[Data listing]
○ ○ ○ ○ ○ ○ ○

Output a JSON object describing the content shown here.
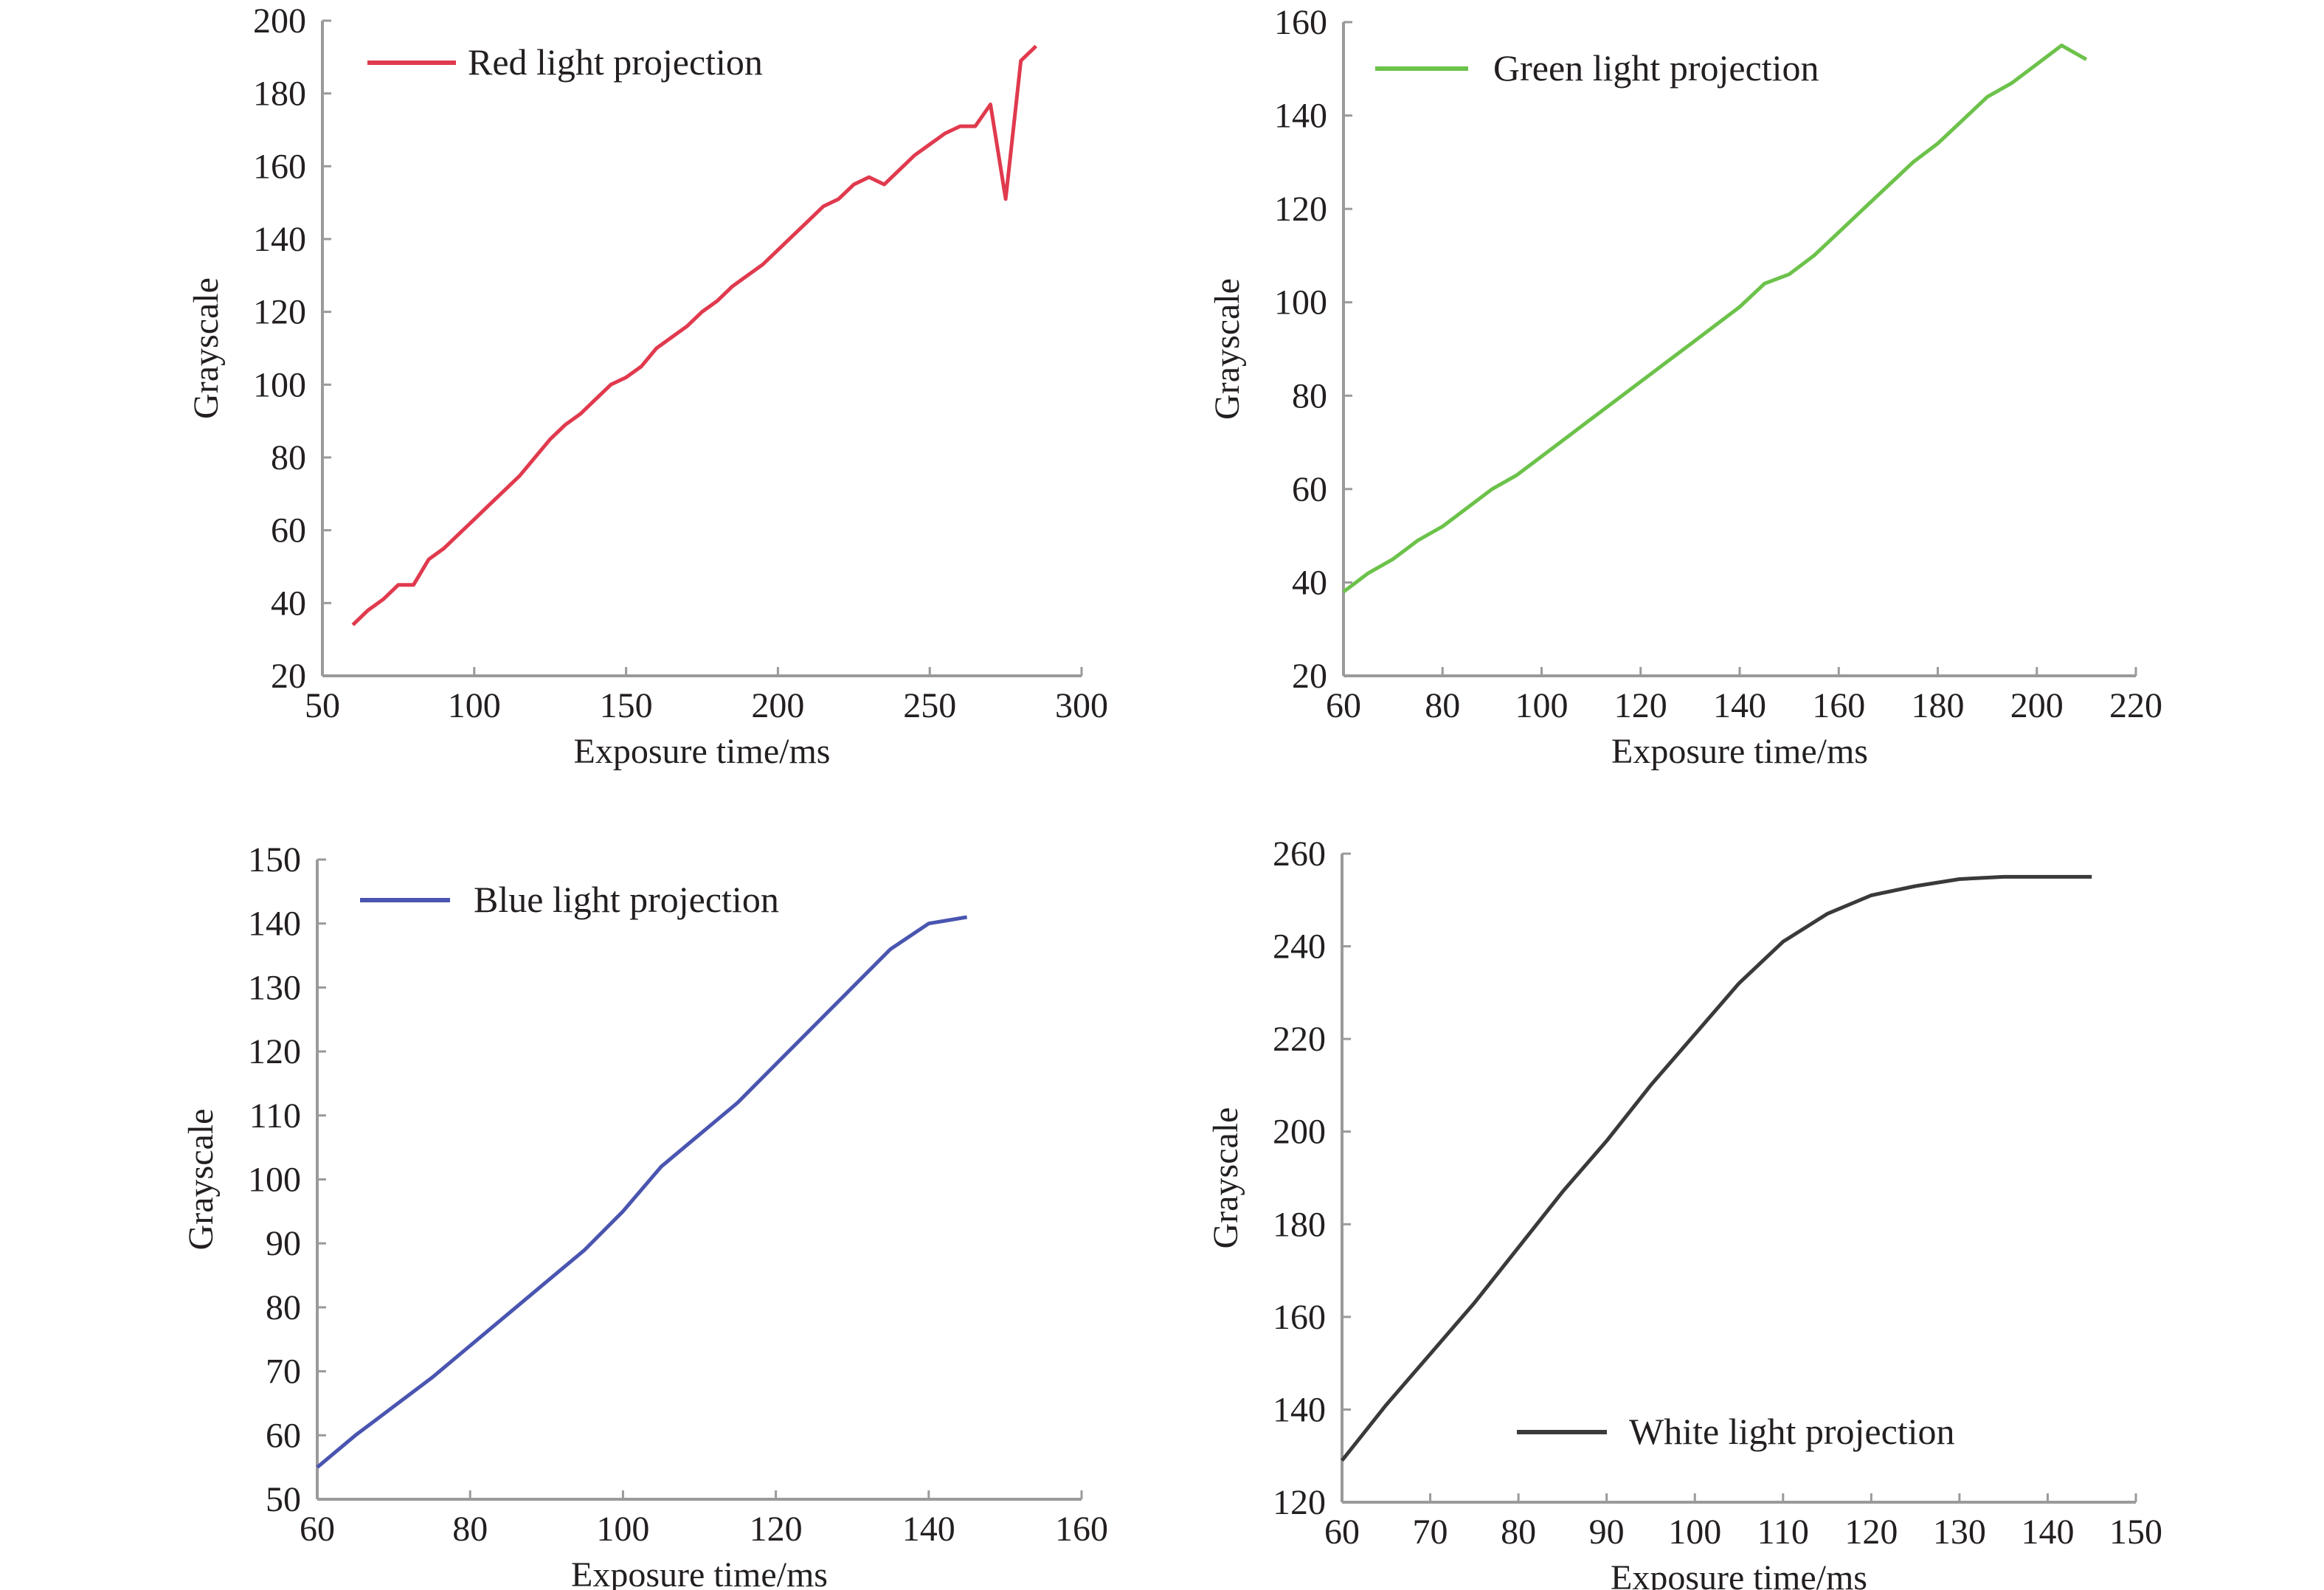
{
  "chart_data": [
    {
      "type": "line",
      "xlabel": "Exposure time/ms",
      "ylabel": "Grayscale",
      "xlim": [
        50,
        300
      ],
      "ylim": [
        20,
        200
      ],
      "xticks": [
        50,
        100,
        150,
        200,
        250,
        300
      ],
      "yticks": [
        20,
        40,
        60,
        80,
        100,
        120,
        140,
        160,
        180,
        200
      ],
      "grid": false,
      "legend_position": "top-left",
      "series": [
        {
          "name": "Red light projection",
          "color": "#e03a4e",
          "x": [
            60,
            65,
            70,
            75,
            80,
            85,
            90,
            95,
            100,
            105,
            110,
            115,
            120,
            125,
            130,
            135,
            140,
            145,
            150,
            155,
            160,
            165,
            170,
            175,
            180,
            185,
            190,
            195,
            200,
            205,
            210,
            215,
            220,
            225,
            230,
            235,
            240,
            245,
            250,
            255,
            260,
            265,
            270,
            275,
            280,
            285
          ],
          "y": [
            34,
            38,
            41,
            45,
            45,
            52,
            55,
            59,
            63,
            67,
            71,
            75,
            80,
            85,
            89,
            92,
            96,
            100,
            102,
            105,
            110,
            113,
            116,
            120,
            123,
            127,
            130,
            133,
            137,
            141,
            145,
            149,
            151,
            155,
            157,
            155,
            159,
            163,
            166,
            169,
            171,
            171,
            177,
            151,
            189,
            193
          ]
        }
      ]
    },
    {
      "type": "line",
      "xlabel": "Exposure time/ms",
      "ylabel": "Grayscale",
      "xlim": [
        60,
        220
      ],
      "ylim": [
        20,
        160
      ],
      "xticks": [
        60,
        80,
        100,
        120,
        140,
        160,
        180,
        200,
        220
      ],
      "yticks": [
        20,
        40,
        60,
        80,
        100,
        120,
        140,
        160
      ],
      "grid": false,
      "legend_position": "top-left",
      "series": [
        {
          "name": "Green light projection",
          "color": "#6cc24a",
          "x": [
            60,
            65,
            70,
            75,
            80,
            85,
            90,
            95,
            100,
            105,
            110,
            115,
            120,
            125,
            130,
            135,
            140,
            145,
            150,
            155,
            160,
            165,
            170,
            175,
            180,
            185,
            190,
            195,
            200,
            205,
            210
          ],
          "y": [
            38,
            42,
            45,
            49,
            52,
            56,
            60,
            63,
            67,
            71,
            75,
            79,
            83,
            87,
            91,
            95,
            99,
            104,
            106,
            110,
            115,
            120,
            125,
            130,
            134,
            139,
            144,
            147,
            151,
            155,
            152
          ]
        }
      ]
    },
    {
      "type": "line",
      "xlabel": "Exposure time/ms",
      "ylabel": "Grayscale",
      "xlim": [
        60,
        160
      ],
      "ylim": [
        50,
        150
      ],
      "xticks": [
        60,
        80,
        100,
        120,
        140,
        160
      ],
      "yticks": [
        50,
        60,
        70,
        80,
        90,
        100,
        110,
        120,
        130,
        140,
        150
      ],
      "grid": false,
      "legend_position": "top-left",
      "series": [
        {
          "name": "Blue light projection",
          "color": "#4a55b0",
          "x": [
            60,
            65,
            70,
            75,
            80,
            85,
            90,
            95,
            100,
            105,
            110,
            115,
            120,
            125,
            130,
            135,
            140,
            145
          ],
          "y": [
            55,
            60,
            64.5,
            69,
            74,
            79,
            84,
            89,
            95,
            102,
            107,
            112,
            118,
            124,
            130,
            136,
            140,
            141
          ]
        }
      ]
    },
    {
      "type": "line",
      "xlabel": "Exposure time/ms",
      "ylabel": "Grayscale",
      "xlim": [
        60,
        150
      ],
      "ylim": [
        120,
        260
      ],
      "xticks": [
        60,
        70,
        80,
        90,
        100,
        110,
        120,
        130,
        140,
        150
      ],
      "yticks": [
        120,
        140,
        160,
        180,
        200,
        220,
        240,
        260
      ],
      "grid": false,
      "legend_position": "bottom-center",
      "series": [
        {
          "name": "White light projection",
          "color": "#3a3a3a",
          "x": [
            60,
            65,
            70,
            75,
            80,
            85,
            90,
            95,
            100,
            105,
            110,
            115,
            120,
            125,
            130,
            135,
            140,
            145
          ],
          "y": [
            129,
            141,
            152,
            163,
            175,
            187,
            198,
            210,
            221,
            232,
            241,
            247,
            251,
            253,
            254.5,
            255,
            255,
            255
          ]
        }
      ]
    }
  ]
}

○ ○ ○ ○ ○ ○ ○

**WORK REQUIRED:** Give back only a number, the number of lines where the string "color" occurs.

**RESULT OF THIS TASK:** 4